**Requirement:**
Summarize the excerpt below on autism spectrum disorder (ASD) brain alterations in two sentences.

The mechanisms behind the influence of brain network architecture on ASD-related cortical alterations are not clear. In terms of cortical alterations, several factors including larger neurons, increased number of neurons [74], greater microglial cell density and somal volume [75] and greater number of synaptic spines and reduced developmental synaptic pruning [76] have been associated with increased cortical thickness in individuals with ASD. On the other hand, alterations in white matter connectivity in ASD might be due to increased packing density [77], increased oedema from inflammation [78] and reduced thickness of myelin [79]. In addition, reduced synaptic pruning seen in children with ASD might hinder axonal remodeling resulting in altered connectivity [76, 80]. Further, abnormalities in social perception and executive attention (which are considered broad phenotypes for ASD) might impact processing of neural information, which in turn might alter brain structure and connectivity [81].

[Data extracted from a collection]
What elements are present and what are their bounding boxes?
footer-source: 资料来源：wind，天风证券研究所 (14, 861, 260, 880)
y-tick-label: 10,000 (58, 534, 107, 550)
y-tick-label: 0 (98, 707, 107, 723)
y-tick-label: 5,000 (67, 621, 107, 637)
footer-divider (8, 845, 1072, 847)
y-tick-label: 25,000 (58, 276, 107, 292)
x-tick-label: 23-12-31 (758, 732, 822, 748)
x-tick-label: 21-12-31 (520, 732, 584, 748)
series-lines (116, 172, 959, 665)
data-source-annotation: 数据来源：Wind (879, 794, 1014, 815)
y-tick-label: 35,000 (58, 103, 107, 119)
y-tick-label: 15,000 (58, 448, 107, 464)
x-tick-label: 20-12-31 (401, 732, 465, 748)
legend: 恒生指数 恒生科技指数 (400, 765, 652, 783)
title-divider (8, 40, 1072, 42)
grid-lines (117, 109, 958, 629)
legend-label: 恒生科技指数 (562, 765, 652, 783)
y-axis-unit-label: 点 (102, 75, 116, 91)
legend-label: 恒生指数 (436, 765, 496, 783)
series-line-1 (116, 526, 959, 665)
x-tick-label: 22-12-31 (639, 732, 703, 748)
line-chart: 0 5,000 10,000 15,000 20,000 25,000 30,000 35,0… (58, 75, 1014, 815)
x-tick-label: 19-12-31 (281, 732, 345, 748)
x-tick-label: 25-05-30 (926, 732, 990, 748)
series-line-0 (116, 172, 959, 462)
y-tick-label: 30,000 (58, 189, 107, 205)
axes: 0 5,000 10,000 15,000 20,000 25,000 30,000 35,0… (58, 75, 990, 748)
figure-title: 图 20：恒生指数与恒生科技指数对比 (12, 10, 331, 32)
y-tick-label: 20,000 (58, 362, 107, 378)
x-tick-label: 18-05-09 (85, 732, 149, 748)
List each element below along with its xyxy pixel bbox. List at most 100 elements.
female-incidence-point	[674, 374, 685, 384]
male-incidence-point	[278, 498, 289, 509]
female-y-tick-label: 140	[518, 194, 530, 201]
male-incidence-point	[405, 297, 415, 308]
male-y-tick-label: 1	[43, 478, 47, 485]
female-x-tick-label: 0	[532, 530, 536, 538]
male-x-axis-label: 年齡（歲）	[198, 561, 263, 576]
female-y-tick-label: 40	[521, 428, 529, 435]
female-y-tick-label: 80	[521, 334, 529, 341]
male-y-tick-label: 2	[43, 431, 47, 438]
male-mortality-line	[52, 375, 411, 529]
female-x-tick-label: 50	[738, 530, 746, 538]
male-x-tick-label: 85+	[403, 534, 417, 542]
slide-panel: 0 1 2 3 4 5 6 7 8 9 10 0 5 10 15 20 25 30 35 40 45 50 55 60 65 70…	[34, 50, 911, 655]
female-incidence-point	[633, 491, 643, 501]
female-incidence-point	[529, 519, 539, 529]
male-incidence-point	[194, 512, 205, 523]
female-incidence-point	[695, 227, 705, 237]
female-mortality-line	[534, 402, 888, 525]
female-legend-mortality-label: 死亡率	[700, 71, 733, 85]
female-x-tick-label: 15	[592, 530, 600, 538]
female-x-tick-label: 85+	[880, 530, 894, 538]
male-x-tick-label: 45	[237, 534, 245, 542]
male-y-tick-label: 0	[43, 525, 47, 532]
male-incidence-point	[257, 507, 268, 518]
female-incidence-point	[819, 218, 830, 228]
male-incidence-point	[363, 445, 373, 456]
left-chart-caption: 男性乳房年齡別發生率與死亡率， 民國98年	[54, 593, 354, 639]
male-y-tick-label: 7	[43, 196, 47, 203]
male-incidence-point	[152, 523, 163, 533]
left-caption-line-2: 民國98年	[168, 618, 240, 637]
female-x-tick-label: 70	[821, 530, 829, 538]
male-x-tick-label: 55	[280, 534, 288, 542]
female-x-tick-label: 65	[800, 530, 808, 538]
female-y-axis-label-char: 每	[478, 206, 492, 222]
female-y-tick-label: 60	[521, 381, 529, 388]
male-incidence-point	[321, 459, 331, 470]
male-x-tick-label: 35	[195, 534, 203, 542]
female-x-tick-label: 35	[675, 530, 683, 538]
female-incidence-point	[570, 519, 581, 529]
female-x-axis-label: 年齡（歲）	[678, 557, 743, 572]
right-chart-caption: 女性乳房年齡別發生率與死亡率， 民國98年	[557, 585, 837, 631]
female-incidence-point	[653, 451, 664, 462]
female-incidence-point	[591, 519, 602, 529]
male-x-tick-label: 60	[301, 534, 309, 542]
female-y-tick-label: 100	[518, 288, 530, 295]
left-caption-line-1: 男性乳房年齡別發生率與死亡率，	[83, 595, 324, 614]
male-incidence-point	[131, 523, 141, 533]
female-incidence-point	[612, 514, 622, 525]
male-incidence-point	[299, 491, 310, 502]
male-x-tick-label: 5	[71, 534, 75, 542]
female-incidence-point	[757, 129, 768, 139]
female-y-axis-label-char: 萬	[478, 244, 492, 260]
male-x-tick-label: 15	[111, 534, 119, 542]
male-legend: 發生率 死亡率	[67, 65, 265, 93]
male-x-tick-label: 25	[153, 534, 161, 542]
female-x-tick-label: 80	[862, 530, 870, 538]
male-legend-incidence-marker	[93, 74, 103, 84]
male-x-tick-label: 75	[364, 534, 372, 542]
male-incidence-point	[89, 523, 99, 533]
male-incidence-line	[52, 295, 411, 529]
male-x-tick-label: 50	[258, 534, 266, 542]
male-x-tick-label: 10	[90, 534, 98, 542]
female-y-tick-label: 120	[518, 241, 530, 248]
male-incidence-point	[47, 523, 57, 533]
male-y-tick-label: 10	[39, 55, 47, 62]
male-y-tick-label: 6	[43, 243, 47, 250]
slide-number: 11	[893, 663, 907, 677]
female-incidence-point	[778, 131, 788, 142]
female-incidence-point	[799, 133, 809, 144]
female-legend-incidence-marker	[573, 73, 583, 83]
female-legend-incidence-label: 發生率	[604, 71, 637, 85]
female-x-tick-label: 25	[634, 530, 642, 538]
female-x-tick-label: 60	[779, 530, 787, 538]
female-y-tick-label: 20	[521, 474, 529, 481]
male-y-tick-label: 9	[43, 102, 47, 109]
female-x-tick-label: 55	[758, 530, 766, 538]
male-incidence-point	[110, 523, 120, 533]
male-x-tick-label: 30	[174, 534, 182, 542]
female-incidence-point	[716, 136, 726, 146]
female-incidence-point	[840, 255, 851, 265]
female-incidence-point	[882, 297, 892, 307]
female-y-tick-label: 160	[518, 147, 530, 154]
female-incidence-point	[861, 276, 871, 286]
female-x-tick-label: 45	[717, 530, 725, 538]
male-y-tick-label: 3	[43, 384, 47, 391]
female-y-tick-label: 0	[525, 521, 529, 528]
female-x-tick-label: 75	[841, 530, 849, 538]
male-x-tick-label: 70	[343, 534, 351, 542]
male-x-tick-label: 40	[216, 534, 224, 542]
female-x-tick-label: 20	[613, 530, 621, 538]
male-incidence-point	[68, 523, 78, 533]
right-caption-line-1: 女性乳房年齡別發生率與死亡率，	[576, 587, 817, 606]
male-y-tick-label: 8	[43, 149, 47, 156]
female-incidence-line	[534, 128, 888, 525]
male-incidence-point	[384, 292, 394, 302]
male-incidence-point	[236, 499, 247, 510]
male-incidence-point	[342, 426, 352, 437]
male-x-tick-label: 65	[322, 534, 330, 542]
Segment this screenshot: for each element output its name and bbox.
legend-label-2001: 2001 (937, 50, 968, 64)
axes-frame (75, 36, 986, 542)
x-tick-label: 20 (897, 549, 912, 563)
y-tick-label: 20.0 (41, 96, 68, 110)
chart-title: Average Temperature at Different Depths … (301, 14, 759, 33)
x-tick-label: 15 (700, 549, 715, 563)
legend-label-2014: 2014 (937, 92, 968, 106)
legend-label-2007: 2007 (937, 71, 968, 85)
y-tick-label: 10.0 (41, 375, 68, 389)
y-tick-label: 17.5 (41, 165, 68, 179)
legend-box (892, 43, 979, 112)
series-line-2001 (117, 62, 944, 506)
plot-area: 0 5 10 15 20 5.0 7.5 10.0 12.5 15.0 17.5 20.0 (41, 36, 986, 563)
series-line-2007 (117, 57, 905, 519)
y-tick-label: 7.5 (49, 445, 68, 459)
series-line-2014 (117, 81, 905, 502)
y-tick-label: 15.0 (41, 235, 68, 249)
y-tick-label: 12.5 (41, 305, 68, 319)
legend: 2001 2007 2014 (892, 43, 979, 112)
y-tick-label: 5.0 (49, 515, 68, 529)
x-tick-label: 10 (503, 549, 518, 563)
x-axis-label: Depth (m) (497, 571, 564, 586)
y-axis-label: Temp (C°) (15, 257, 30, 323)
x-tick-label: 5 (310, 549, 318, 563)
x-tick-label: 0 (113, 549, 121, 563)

**Answer:**
How brain network architecture influences ASD-related cortical alterations is unclear, though larger and more numerous neurons, greater microglial density and somal volume, and more synaptic spines with reduced developmental pruning have been associated with increased cortical thickness in ASD. Altered white matter connectivity might result from increased packing density, inflammatory edema, thinner myelin, and reduced synaptic pruning that hinders axonal remodeling, while abnormalities in social perception and executive attention might also alter brain structure and connectivity.